# Start of Exercise input

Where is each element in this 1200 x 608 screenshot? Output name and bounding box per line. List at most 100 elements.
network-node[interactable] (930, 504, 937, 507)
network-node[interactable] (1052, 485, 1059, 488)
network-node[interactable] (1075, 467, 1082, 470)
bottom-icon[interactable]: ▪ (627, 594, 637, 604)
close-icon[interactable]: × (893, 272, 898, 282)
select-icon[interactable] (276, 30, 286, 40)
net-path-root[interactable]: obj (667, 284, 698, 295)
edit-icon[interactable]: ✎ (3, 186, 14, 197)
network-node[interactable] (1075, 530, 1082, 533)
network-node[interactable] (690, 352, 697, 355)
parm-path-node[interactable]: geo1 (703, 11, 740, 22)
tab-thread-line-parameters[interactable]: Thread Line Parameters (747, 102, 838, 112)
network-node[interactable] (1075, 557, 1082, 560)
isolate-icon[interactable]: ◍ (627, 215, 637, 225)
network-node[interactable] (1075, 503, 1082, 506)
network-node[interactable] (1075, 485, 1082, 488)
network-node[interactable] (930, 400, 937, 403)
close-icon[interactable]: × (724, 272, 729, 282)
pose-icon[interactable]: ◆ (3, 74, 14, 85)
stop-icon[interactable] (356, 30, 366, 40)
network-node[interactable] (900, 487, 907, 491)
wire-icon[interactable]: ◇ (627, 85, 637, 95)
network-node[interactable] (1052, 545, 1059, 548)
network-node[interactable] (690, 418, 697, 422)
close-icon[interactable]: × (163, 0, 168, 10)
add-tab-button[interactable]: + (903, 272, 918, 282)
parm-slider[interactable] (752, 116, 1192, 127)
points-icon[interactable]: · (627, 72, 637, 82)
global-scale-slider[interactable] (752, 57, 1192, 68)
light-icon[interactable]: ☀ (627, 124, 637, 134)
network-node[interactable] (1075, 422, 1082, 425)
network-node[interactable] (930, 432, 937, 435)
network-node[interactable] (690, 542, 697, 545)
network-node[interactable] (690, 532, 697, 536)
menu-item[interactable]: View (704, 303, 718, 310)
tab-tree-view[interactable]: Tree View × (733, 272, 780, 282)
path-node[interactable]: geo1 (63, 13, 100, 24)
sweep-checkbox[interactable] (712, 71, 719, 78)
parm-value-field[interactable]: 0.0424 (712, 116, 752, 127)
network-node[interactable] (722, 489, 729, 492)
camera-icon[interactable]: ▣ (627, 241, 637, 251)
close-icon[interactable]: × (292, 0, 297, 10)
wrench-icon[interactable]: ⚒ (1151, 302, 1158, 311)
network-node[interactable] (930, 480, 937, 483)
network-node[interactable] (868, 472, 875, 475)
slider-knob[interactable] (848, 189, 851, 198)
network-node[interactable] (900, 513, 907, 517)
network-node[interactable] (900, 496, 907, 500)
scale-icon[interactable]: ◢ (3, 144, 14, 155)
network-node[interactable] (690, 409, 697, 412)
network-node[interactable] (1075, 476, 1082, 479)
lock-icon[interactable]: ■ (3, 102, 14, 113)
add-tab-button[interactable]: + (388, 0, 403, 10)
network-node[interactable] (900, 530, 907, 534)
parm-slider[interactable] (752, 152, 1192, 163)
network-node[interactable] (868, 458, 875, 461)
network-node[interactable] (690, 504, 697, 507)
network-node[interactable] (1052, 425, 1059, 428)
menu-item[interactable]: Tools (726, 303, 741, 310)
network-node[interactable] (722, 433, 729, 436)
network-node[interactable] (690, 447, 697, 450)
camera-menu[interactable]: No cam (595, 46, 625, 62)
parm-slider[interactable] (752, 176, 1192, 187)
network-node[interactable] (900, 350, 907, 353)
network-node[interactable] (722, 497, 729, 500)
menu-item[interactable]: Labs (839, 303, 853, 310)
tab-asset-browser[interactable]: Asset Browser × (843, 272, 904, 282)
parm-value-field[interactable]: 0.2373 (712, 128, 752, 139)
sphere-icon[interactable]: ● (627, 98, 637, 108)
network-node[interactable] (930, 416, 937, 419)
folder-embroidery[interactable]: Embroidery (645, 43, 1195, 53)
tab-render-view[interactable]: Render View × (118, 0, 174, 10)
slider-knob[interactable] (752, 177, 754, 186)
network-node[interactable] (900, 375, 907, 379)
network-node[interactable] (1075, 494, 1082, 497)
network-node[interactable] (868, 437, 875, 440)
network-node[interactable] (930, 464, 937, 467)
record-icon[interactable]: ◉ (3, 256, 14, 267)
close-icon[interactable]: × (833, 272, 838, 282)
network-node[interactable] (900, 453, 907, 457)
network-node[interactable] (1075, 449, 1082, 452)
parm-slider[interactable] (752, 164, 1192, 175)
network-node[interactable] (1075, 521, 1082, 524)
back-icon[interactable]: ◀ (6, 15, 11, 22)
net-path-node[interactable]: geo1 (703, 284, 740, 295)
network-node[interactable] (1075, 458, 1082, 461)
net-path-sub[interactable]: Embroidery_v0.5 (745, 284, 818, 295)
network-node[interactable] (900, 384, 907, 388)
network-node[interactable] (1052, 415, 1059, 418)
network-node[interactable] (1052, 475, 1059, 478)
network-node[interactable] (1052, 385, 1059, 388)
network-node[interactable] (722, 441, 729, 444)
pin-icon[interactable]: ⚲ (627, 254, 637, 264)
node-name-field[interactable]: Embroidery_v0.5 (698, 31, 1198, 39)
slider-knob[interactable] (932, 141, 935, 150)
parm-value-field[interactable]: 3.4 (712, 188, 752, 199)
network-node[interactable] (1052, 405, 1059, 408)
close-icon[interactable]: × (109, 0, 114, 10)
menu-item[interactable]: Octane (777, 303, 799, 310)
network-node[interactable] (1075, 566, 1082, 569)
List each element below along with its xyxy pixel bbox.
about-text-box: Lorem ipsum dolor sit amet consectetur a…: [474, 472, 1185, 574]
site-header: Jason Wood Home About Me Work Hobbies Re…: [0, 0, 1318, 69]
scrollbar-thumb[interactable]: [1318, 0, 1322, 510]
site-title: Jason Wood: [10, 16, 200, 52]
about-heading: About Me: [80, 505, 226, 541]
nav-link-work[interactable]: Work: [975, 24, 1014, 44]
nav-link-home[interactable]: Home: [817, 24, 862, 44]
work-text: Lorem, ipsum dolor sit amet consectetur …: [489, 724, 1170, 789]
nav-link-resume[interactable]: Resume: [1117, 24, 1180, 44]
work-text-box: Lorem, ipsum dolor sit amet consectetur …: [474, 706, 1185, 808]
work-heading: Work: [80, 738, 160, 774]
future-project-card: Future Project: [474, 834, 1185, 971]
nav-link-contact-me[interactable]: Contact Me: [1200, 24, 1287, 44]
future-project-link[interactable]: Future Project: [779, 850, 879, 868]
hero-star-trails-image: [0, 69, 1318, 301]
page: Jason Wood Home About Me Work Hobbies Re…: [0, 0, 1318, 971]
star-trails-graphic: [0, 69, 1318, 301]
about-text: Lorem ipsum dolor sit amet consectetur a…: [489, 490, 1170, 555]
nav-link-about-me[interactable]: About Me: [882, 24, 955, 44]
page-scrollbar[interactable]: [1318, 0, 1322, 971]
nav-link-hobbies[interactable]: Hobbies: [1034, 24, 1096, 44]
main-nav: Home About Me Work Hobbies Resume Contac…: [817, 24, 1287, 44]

# End of Exercise input

→ The problem: Reproduce every line of the entries above verbatim, with nothing added, dropped, or reordered.

→ Solution:
Where is each element in this 1200 x 608 screenshot? Output name and bounding box per line. List at most 100 elements.
network-node[interactable] (930, 504, 937, 507)
network-node[interactable] (1052, 485, 1059, 488)
network-node[interactable] (1075, 467, 1082, 470)
bottom-icon[interactable]: ▪ (627, 594, 637, 604)
close-icon[interactable]: × (893, 272, 898, 282)
select-icon[interactable] (276, 30, 286, 40)
net-path-root[interactable]: obj (667, 284, 698, 295)
edit-icon[interactable]: ✎ (3, 186, 14, 197)
network-node[interactable] (1075, 530, 1082, 533)
network-node[interactable] (690, 352, 697, 355)
parm-path-node[interactable]: geo1 (703, 11, 740, 22)
tab-thread-line-parameters[interactable]: Thread Line Parameters (747, 102, 838, 112)
network-node[interactable] (1075, 557, 1082, 560)
isolate-icon[interactable]: ◍ (627, 215, 637, 225)
network-node[interactable] (1075, 503, 1082, 506)
network-node[interactable] (1075, 485, 1082, 488)
network-node[interactable] (930, 400, 937, 403)
close-icon[interactable]: × (724, 272, 729, 282)
pose-icon[interactable]: ◆ (3, 74, 14, 85)
stop-icon[interactable] (356, 30, 366, 40)
network-node[interactable] (900, 487, 907, 491)
wire-icon[interactable]: ◇ (627, 85, 637, 95)
network-node[interactable] (1052, 545, 1059, 548)
network-node[interactable] (690, 418, 697, 422)
close-icon[interactable]: × (163, 0, 168, 10)
add-tab-button[interactable]: + (903, 272, 918, 282)
parm-slider[interactable] (752, 116, 1192, 127)
points-icon[interactable]: · (627, 72, 637, 82)
global-scale-slider[interactable] (752, 57, 1192, 68)
light-icon[interactable]: ☀ (627, 124, 637, 134)
network-node[interactable] (1075, 422, 1082, 425)
network-node[interactable] (930, 432, 937, 435)
network-node[interactable] (690, 542, 697, 545)
network-node[interactable] (690, 532, 697, 536)
menu-item[interactable]: View (704, 303, 718, 310)
tab-tree-view[interactable]: Tree View × (733, 272, 780, 282)
path-node[interactable]: geo1 (63, 13, 100, 24)
sweep-checkbox[interactable] (712, 71, 719, 78)
parm-value-field[interactable]: 0.0424 (712, 116, 752, 127)
network-node[interactable] (722, 489, 729, 492)
camera-icon[interactable]: ▣ (627, 241, 637, 251)
close-icon[interactable]: × (292, 0, 297, 10)
wrench-icon[interactable]: ⚒ (1151, 302, 1158, 311)
network-node[interactable] (930, 480, 937, 483)
network-node[interactable] (868, 472, 875, 475)
slider-knob[interactable] (848, 189, 851, 198)
network-node[interactable] (900, 513, 907, 517)
network-node[interactable] (900, 496, 907, 500)
scale-icon[interactable]: ◢ (3, 144, 14, 155)
network-node[interactable] (690, 409, 697, 412)
network-node[interactable] (1075, 476, 1082, 479)
lock-icon[interactable]: ■ (3, 102, 14, 113)
add-tab-button[interactable]: + (388, 0, 403, 10)
network-node[interactable] (900, 530, 907, 534)
parm-slider[interactable] (752, 152, 1192, 163)
network-node[interactable] (868, 458, 875, 461)
network-node[interactable] (690, 504, 697, 507)
network-node[interactable] (1052, 425, 1059, 428)
menu-item[interactable]: Tools (726, 303, 741, 310)
network-node[interactable] (722, 433, 729, 436)
network-node[interactable] (690, 447, 697, 450)
camera-menu[interactable]: No cam (595, 46, 625, 62)
parm-slider[interactable] (752, 176, 1192, 187)
network-node[interactable] (900, 350, 907, 353)
network-node[interactable] (722, 497, 729, 500)
menu-item[interactable]: Labs (839, 303, 853, 310)
tab-asset-browser[interactable]: Asset Browser × (843, 272, 904, 282)
parm-value-field[interactable]: 0.2373 (712, 128, 752, 139)
sphere-icon[interactable]: ● (627, 98, 637, 108)
network-node[interactable] (930, 416, 937, 419)
folder-embroidery[interactable]: Embroidery (645, 43, 1195, 53)
tab-render-view[interactable]: Render View × (118, 0, 174, 10)
slider-knob[interactable] (752, 177, 754, 186)
network-node[interactable] (900, 375, 907, 379)
network-node[interactable] (1075, 494, 1082, 497)
network-node[interactable] (868, 437, 875, 440)
network-node[interactable] (930, 464, 937, 467)
record-icon[interactable]: ◉ (3, 256, 14, 267)
close-icon[interactable]: × (833, 272, 838, 282)
network-node[interactable] (900, 453, 907, 457)
network-node[interactable] (1075, 449, 1082, 452)
parm-slider[interactable] (752, 164, 1192, 175)
network-node[interactable] (1075, 521, 1082, 524)
back-icon[interactable]: ◀ (6, 15, 11, 22)
net-path-node[interactable]: geo1 (703, 284, 740, 295)
network-node[interactable] (1075, 458, 1082, 461)
net-path-sub[interactable]: Embroidery_v0.5 (745, 284, 818, 295)
network-node[interactable] (900, 384, 907, 388)
network-node[interactable] (1052, 415, 1059, 418)
network-node[interactable] (1052, 475, 1059, 478)
network-node[interactable] (1052, 385, 1059, 388)
network-node[interactable] (722, 441, 729, 444)
pin-icon[interactable]: ⚲ (627, 254, 637, 264)
node-name-field[interactable]: Embroidery_v0.5 (698, 31, 1198, 39)
slider-knob[interactable] (932, 141, 935, 150)
parm-value-field[interactable]: 3.4 (712, 188, 752, 199)
network-node[interactable] (1052, 405, 1059, 408)
close-icon[interactable]: × (109, 0, 114, 10)
menu-item[interactable]: Octane (777, 303, 799, 310)
network-node[interactable] (1075, 566, 1082, 569)
List each element below along with its xyxy pixel bbox.
about-text-box: Lorem ipsum dolor sit amet consectetur a…: [474, 472, 1185, 574]
site-header: Jason Wood Home About Me Work Hobbies Re…: [0, 0, 1318, 69]
scrollbar-thumb[interactable]: [1318, 0, 1322, 510]
site-title: Jason Wood: [10, 16, 200, 52]
about-heading: About Me: [80, 505, 226, 541]
nav-link-work[interactable]: Work: [975, 24, 1014, 44]
nav-link-home[interactable]: Home: [817, 24, 862, 44]
work-text: Lorem, ipsum dolor sit amet consectetur …: [489, 724, 1170, 789]
nav-link-resume[interactable]: Resume: [1117, 24, 1180, 44]
work-text-box: Lorem, ipsum dolor sit amet consectetur …: [474, 706, 1185, 808]
work-heading: Work: [80, 738, 160, 774]
future-project-card: Future Project: [474, 834, 1185, 971]
nav-link-contact-me[interactable]: Contact Me: [1200, 24, 1287, 44]
future-project-link[interactable]: Future Project: [779, 850, 879, 868]
hero-star-trails-image: [0, 69, 1318, 301]
page: Jason Wood Home About Me Work Hobbies Re…: [0, 0, 1318, 971]
star-trails-graphic: [0, 69, 1318, 301]
about-text: Lorem ipsum dolor sit amet consectetur a…: [489, 490, 1170, 555]
nav-link-about-me[interactable]: About Me: [882, 24, 955, 44]
page-scrollbar[interactable]: [1318, 0, 1322, 971]
nav-link-hobbies[interactable]: Hobbies: [1034, 24, 1096, 44]
main-nav: Home About Me Work Hobbies Resume Contac…: [817, 24, 1287, 44]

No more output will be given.